## WHAT IS BEING ASKED
Return all the entries exactly, keeping pictures out.

## GIVEN INFORMATION

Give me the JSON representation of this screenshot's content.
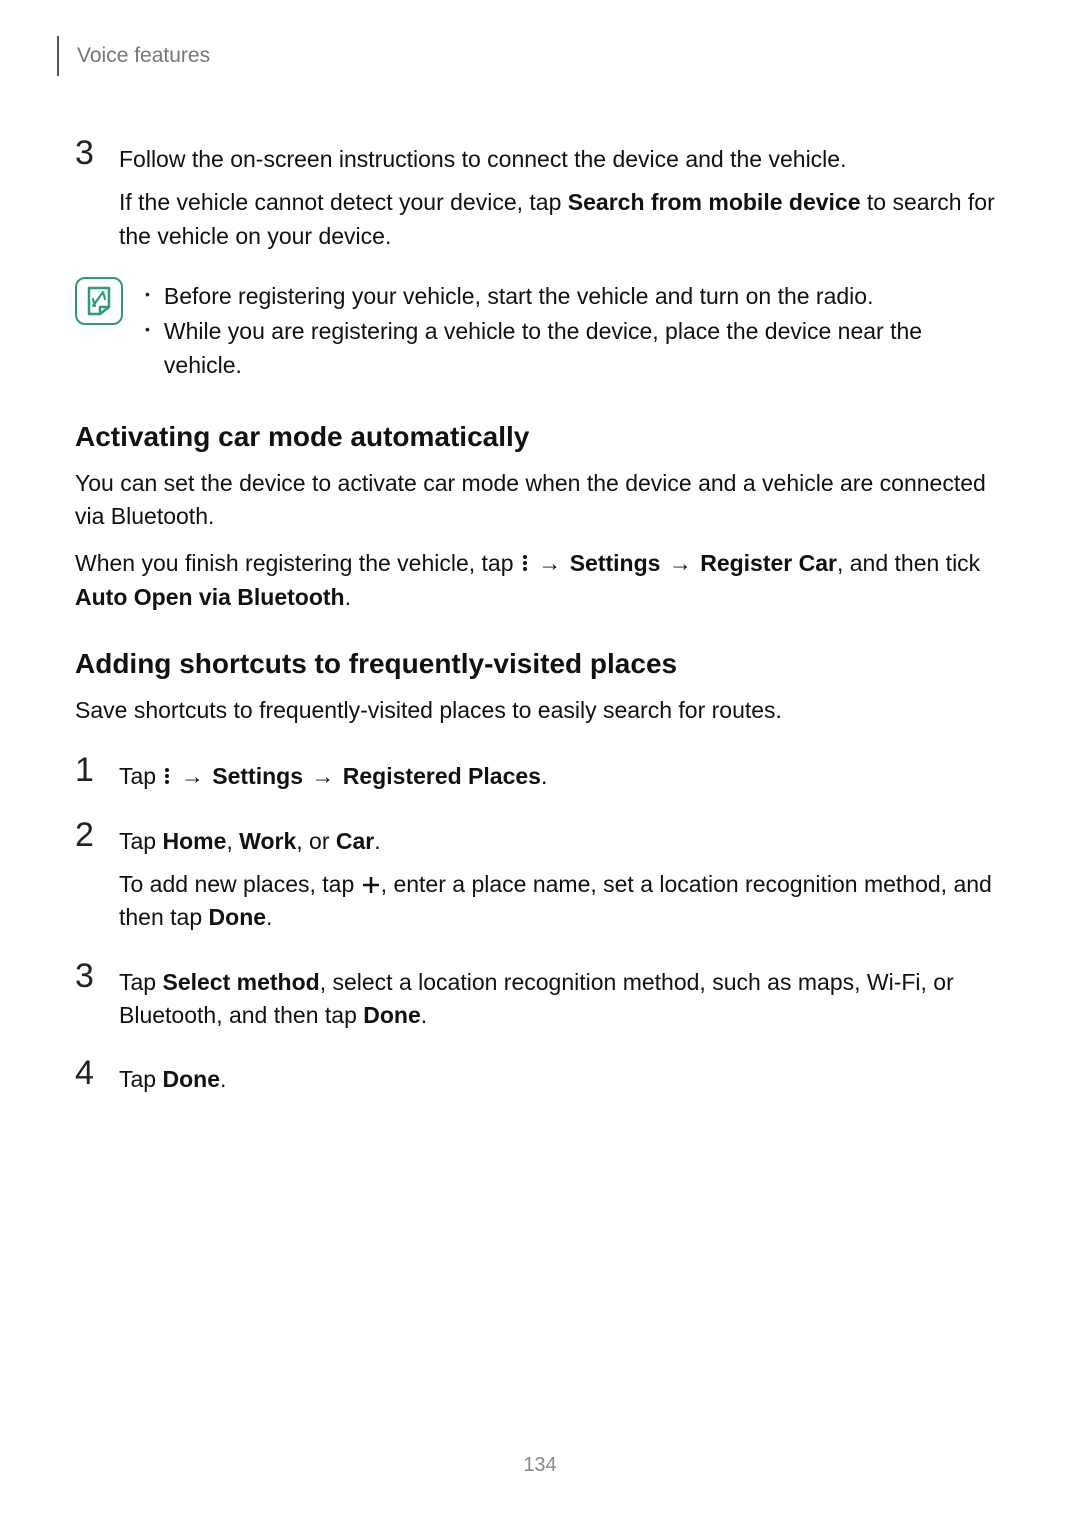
{
  "header": {
    "title": "Voice features"
  },
  "step3a": {
    "num": "3",
    "line1": "Follow the on-screen instructions to connect the device and the vehicle.",
    "line2a": "If the vehicle cannot detect your device, tap ",
    "line2b": "Search from mobile device",
    "line2c": " to search for the vehicle on your device."
  },
  "note": {
    "items": [
      "Before registering your vehicle, start the vehicle and turn on the radio.",
      "While you are registering a vehicle to the device, place the device near the vehicle."
    ]
  },
  "section1": {
    "heading": "Activating car mode automatically",
    "p1": "You can set the device to activate car mode when the device and a vehicle are connected via Bluetooth.",
    "p2a": "When you finish registering the vehicle, tap ",
    "arrow": "→",
    "settings": "Settings",
    "registerCar": "Register Car",
    "p2b": ", and then tick ",
    "auto": "Auto Open via Bluetooth",
    "period": "."
  },
  "section2": {
    "heading": "Adding shortcuts to frequently-visited places",
    "p1": "Save shortcuts to frequently-visited places to easily search for routes."
  },
  "s2step1": {
    "num": "1",
    "tap": "Tap ",
    "arrow": "→",
    "settings": "Settings",
    "regPlaces": "Registered Places",
    "period": "."
  },
  "s2step2": {
    "num": "2",
    "tap": "Tap ",
    "home": "Home",
    "comma1": ", ",
    "work": "Work",
    "comma2": ", or ",
    "car": "Car",
    "period": ".",
    "line2a": "To add new places, tap ",
    "line2b": ", enter a place name, set a location recognition method, and then tap ",
    "done": "Done",
    "period2": "."
  },
  "s2step3": {
    "num": "3",
    "tap": "Tap ",
    "selectMethod": "Select method",
    "mid": ", select a location recognition method, such as maps, Wi-Fi, or Bluetooth, and then tap ",
    "done": "Done",
    "period": "."
  },
  "s2step4": {
    "num": "4",
    "tap": "Tap ",
    "done": "Done",
    "period": "."
  },
  "pageNumber": "134"
}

## TASK RESULT
Give me the JSON representation of this screenshot's content.
{
  "header": {
    "title": "Voice features"
  },
  "step3a": {
    "num": "3",
    "line1": "Follow the on-screen instructions to connect the device and the vehicle.",
    "line2a": "If the vehicle cannot detect your device, tap ",
    "line2b": "Search from mobile device",
    "line2c": " to search for the vehicle on your device."
  },
  "note": {
    "items": [
      "Before registering your vehicle, start the vehicle and turn on the radio.",
      "While you are registering a vehicle to the device, place the device near the vehicle."
    ]
  },
  "section1": {
    "heading": "Activating car mode automatically",
    "p1": "You can set the device to activate car mode when the device and a vehicle are connected via Bluetooth.",
    "p2a": "When you finish registering the vehicle, tap ",
    "arrow": "→",
    "settings": "Settings",
    "registerCar": "Register Car",
    "p2b": ", and then tick ",
    "auto": "Auto Open via Bluetooth",
    "period": "."
  },
  "section2": {
    "heading": "Adding shortcuts to frequently-visited places",
    "p1": "Save shortcuts to frequently-visited places to easily search for routes."
  },
  "s2step1": {
    "num": "1",
    "tap": "Tap ",
    "arrow": "→",
    "settings": "Settings",
    "regPlaces": "Registered Places",
    "period": "."
  },
  "s2step2": {
    "num": "2",
    "tap": "Tap ",
    "home": "Home",
    "comma1": ", ",
    "work": "Work",
    "comma2": ", or ",
    "car": "Car",
    "period": ".",
    "line2a": "To add new places, tap ",
    "line2b": ", enter a place name, set a location recognition method, and then tap ",
    "done": "Done",
    "period2": "."
  },
  "s2step3": {
    "num": "3",
    "tap": "Tap ",
    "selectMethod": "Select method",
    "mid": ", select a location recognition method, such as maps, Wi-Fi, or Bluetooth, and then tap ",
    "done": "Done",
    "period": "."
  },
  "s2step4": {
    "num": "4",
    "tap": "Tap ",
    "done": "Done",
    "period": "."
  },
  "pageNumber": "134"
}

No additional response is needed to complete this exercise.